Goal: Gather all lines containing the string "search" and copy them out.

▬▬▬▬▬▬

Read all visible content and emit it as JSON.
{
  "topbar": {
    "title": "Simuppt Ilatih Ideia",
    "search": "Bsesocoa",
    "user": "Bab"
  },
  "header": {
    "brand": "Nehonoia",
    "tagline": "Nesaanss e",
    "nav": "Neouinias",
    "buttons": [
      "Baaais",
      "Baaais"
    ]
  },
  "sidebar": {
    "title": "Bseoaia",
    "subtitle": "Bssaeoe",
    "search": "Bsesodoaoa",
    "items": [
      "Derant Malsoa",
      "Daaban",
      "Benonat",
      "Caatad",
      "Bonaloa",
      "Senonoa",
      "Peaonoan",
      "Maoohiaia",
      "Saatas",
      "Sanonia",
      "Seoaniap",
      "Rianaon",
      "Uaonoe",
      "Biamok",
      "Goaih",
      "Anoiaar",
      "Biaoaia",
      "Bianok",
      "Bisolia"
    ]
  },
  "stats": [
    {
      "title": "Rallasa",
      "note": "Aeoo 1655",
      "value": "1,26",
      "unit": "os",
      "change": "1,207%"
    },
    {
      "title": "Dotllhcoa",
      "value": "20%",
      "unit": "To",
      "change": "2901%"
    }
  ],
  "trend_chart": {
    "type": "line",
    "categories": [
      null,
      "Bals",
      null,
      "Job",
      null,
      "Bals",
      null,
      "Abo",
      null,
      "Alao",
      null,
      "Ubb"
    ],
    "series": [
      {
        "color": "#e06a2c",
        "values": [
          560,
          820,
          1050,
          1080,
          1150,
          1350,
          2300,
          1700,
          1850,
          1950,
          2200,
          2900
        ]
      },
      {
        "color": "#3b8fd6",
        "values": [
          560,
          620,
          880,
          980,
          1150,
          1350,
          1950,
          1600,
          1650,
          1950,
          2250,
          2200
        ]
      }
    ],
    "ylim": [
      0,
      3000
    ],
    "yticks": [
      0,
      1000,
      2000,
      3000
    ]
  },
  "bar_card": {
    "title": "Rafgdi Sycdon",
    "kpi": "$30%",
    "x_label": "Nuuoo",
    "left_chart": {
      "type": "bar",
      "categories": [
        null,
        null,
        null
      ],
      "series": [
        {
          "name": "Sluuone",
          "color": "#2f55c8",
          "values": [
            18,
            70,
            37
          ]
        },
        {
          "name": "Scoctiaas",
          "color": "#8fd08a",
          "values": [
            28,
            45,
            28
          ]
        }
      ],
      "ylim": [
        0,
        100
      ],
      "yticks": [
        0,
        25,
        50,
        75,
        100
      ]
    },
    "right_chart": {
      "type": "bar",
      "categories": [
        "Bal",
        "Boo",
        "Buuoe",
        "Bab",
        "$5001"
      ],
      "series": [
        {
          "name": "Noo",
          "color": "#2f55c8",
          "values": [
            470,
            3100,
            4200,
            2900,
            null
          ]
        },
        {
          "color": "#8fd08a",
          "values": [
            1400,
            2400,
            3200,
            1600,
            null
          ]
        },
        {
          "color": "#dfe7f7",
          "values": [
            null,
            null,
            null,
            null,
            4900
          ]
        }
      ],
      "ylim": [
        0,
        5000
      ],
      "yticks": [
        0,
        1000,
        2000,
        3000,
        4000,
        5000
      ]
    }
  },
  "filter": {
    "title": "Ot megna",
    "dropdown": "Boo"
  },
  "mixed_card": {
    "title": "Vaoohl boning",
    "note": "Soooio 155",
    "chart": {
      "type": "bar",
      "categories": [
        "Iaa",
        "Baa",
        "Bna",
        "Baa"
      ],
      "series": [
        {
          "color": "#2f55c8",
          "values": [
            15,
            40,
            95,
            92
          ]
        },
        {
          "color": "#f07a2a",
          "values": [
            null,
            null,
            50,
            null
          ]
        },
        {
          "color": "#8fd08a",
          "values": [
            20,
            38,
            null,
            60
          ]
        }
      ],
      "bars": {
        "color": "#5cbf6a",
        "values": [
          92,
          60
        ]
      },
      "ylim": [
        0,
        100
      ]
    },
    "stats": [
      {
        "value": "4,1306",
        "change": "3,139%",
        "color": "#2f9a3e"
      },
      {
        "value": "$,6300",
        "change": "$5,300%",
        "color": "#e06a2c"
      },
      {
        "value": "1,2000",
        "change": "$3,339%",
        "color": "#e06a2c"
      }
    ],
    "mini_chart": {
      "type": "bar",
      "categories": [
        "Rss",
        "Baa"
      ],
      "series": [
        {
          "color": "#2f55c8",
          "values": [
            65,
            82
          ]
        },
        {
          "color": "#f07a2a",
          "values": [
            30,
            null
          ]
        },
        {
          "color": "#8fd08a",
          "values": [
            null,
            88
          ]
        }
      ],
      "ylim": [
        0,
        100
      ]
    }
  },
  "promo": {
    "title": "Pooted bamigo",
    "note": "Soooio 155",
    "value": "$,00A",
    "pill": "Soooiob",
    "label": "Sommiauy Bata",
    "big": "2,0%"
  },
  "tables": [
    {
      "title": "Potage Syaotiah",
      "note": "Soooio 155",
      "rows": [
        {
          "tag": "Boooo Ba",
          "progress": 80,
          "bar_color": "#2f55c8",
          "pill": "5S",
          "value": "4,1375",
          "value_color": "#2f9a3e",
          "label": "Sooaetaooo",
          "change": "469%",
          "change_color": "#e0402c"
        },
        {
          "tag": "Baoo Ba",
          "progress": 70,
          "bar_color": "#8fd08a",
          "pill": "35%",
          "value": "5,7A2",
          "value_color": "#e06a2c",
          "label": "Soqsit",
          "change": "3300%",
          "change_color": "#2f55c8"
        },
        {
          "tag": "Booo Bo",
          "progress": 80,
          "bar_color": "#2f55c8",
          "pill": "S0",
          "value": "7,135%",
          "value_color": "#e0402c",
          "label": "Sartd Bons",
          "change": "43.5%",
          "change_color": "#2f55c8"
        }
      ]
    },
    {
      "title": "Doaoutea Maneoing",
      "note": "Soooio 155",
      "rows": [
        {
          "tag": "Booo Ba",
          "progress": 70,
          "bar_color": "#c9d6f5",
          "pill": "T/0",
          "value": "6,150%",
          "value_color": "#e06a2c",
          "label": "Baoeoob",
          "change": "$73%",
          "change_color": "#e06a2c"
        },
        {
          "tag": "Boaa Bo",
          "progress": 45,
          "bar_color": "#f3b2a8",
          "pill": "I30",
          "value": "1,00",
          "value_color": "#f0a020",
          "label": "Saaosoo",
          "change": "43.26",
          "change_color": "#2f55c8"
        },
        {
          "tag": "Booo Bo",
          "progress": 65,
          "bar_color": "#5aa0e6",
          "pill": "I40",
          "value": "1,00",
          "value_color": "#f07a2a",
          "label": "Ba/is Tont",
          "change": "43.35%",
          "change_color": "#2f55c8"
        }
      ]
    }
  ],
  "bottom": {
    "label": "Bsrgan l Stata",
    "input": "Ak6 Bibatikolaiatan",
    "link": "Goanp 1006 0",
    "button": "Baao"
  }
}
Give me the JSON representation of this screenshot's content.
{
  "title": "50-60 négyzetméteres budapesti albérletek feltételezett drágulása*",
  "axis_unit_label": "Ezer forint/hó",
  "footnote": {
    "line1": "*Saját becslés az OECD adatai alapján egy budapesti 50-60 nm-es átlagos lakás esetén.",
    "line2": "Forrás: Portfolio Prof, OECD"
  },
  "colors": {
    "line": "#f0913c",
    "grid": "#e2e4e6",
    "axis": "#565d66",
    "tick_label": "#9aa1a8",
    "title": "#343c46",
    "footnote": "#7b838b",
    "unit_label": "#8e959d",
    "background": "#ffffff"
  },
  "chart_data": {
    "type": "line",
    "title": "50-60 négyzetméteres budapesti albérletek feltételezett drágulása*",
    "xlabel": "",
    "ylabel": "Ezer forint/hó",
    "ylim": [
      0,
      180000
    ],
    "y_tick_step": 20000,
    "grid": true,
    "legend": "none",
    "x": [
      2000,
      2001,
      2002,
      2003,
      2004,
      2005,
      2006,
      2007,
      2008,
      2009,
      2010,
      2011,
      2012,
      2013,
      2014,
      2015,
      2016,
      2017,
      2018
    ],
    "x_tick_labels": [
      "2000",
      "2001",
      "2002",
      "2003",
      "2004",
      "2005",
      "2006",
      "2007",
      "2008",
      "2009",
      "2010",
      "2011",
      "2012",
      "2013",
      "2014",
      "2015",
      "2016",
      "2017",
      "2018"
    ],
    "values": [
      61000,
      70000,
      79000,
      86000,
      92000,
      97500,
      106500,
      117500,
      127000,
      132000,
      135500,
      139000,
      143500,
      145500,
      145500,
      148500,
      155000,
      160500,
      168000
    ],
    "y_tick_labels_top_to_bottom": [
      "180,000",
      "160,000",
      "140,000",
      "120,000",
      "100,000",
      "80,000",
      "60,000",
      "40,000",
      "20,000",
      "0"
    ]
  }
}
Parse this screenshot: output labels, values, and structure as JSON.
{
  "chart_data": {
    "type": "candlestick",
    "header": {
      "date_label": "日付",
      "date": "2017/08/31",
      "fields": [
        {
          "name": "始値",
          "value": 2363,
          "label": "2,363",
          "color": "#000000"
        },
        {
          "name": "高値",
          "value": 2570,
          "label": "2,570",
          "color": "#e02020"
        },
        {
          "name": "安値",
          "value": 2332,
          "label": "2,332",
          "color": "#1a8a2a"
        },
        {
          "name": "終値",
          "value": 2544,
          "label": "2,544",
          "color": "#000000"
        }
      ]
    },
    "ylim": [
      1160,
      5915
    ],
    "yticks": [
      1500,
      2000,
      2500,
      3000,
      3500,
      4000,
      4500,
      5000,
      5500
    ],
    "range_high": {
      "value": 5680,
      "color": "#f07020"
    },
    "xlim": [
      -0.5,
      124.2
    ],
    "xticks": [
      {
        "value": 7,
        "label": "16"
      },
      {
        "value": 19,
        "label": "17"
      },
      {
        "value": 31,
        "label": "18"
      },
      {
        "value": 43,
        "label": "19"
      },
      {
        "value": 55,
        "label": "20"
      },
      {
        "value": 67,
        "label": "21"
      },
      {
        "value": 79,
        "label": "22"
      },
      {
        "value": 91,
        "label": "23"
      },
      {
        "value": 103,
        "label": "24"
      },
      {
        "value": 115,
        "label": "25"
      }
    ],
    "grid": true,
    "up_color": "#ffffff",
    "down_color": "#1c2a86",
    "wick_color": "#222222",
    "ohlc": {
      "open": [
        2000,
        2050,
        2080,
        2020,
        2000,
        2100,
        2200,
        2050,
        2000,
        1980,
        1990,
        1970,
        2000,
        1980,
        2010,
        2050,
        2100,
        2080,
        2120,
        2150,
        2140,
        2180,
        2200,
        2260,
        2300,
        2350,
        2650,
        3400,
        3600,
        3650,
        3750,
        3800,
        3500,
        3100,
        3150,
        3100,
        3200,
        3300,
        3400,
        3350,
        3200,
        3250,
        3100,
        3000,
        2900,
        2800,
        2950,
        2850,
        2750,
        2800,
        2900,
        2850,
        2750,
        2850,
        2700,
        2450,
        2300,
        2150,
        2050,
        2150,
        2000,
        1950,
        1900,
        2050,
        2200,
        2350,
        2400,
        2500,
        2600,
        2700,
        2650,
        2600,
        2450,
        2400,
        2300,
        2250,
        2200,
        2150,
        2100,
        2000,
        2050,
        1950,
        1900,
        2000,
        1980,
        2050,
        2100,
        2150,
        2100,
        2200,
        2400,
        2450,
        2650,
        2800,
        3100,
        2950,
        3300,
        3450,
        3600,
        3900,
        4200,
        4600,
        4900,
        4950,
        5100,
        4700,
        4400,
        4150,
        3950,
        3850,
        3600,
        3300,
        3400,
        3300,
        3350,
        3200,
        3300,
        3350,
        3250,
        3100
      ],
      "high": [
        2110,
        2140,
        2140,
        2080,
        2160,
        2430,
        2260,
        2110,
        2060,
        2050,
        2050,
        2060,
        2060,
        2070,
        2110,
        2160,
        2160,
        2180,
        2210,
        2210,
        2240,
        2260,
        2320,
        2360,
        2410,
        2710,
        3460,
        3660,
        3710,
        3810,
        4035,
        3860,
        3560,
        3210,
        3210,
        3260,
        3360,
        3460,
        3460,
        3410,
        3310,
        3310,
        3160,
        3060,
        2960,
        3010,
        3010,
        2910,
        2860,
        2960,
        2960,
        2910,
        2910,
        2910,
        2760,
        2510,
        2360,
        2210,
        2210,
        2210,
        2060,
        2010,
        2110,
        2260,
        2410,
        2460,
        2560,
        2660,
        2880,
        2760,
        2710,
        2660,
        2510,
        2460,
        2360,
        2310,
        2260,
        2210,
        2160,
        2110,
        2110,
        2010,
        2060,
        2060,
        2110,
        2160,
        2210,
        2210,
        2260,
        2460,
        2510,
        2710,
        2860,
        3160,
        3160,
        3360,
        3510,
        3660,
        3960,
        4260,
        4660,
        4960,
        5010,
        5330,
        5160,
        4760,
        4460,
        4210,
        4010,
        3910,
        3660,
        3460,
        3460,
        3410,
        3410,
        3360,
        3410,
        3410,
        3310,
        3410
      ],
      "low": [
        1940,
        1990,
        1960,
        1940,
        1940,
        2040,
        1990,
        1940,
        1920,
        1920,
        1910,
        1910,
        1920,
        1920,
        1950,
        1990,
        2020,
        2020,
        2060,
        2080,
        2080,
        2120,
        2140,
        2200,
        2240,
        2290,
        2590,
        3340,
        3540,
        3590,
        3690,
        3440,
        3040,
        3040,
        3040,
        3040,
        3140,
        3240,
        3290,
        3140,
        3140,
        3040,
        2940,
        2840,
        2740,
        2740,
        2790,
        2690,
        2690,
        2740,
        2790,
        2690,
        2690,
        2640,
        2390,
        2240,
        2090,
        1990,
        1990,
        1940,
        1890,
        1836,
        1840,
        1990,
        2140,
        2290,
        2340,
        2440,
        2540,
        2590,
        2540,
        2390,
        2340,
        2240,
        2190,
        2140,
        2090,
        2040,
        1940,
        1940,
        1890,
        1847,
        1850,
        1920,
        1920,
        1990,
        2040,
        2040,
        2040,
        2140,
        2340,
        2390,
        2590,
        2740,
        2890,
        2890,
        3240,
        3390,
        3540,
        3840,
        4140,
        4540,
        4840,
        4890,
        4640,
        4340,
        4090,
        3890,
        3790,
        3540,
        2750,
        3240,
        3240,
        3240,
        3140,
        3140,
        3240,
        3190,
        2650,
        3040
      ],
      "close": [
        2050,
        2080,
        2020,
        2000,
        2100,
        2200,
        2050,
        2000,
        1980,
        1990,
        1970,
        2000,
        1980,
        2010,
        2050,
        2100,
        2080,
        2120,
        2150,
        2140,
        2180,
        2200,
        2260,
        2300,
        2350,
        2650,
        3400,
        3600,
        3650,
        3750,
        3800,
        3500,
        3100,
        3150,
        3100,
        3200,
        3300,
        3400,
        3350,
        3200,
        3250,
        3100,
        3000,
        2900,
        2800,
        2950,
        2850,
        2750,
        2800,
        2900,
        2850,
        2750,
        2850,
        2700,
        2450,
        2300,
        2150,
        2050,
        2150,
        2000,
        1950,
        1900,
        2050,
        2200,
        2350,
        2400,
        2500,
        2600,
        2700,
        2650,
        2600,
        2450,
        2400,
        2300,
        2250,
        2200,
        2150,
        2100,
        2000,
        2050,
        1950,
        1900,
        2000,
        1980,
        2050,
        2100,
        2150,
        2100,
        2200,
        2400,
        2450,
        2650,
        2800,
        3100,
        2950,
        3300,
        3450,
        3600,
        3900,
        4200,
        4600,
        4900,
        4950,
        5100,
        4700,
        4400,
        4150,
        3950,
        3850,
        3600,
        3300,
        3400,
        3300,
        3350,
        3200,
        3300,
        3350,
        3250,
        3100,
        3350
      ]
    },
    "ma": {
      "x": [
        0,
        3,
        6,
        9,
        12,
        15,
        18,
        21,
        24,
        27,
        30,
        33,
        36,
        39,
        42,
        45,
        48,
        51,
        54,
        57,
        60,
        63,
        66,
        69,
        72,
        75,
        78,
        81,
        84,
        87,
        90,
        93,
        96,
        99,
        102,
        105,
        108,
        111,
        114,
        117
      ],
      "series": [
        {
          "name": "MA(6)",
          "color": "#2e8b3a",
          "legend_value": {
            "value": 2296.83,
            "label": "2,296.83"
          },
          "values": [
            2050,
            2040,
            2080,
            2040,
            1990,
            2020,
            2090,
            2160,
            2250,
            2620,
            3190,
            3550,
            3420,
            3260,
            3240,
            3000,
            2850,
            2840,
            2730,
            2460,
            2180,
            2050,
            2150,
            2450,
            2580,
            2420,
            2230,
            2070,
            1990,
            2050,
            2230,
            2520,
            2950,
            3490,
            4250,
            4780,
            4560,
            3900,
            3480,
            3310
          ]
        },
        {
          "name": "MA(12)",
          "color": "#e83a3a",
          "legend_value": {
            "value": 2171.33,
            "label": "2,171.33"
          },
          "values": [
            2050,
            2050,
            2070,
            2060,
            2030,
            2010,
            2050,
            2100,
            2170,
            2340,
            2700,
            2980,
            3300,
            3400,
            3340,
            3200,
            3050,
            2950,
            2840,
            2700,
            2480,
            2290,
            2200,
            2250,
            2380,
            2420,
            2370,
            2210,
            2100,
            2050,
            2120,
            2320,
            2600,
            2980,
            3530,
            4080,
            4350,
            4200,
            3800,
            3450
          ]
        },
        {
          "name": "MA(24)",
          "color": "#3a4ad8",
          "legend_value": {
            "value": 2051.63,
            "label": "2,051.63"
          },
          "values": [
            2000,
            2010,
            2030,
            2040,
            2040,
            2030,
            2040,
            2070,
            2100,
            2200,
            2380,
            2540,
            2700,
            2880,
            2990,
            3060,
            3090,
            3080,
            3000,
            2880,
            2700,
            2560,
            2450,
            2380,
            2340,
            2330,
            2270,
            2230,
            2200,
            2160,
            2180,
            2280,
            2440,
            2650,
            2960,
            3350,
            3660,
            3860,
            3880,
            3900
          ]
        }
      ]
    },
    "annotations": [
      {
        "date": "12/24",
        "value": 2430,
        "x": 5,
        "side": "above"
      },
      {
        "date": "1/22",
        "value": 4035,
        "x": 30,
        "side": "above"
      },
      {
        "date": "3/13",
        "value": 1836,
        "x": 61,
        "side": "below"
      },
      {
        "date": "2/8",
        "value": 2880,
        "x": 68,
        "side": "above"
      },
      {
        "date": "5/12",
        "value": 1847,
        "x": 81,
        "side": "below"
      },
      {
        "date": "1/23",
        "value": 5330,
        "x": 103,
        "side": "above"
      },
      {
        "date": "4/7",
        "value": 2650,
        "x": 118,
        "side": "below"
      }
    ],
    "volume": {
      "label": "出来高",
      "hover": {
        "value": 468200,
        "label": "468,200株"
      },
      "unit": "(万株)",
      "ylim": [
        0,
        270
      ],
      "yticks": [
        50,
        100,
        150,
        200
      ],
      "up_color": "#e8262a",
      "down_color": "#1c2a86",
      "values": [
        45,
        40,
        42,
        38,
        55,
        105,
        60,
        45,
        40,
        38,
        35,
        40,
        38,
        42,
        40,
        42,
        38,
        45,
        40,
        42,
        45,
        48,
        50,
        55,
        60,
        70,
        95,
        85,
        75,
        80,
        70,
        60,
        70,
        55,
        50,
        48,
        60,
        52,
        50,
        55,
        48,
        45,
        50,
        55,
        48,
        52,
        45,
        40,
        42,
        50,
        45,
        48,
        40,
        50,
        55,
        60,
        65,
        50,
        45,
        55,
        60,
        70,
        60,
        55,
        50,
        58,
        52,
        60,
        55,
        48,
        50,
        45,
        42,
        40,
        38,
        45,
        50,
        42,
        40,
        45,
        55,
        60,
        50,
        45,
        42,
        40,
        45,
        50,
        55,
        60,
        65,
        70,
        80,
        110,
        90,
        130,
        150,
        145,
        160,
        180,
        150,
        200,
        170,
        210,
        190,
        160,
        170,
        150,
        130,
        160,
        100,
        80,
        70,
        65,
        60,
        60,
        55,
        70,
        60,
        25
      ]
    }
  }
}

▬▬▬▬▬▬

Finished task:
    "search": "Bsesocoa",
    "search": "Bsesodoaoa",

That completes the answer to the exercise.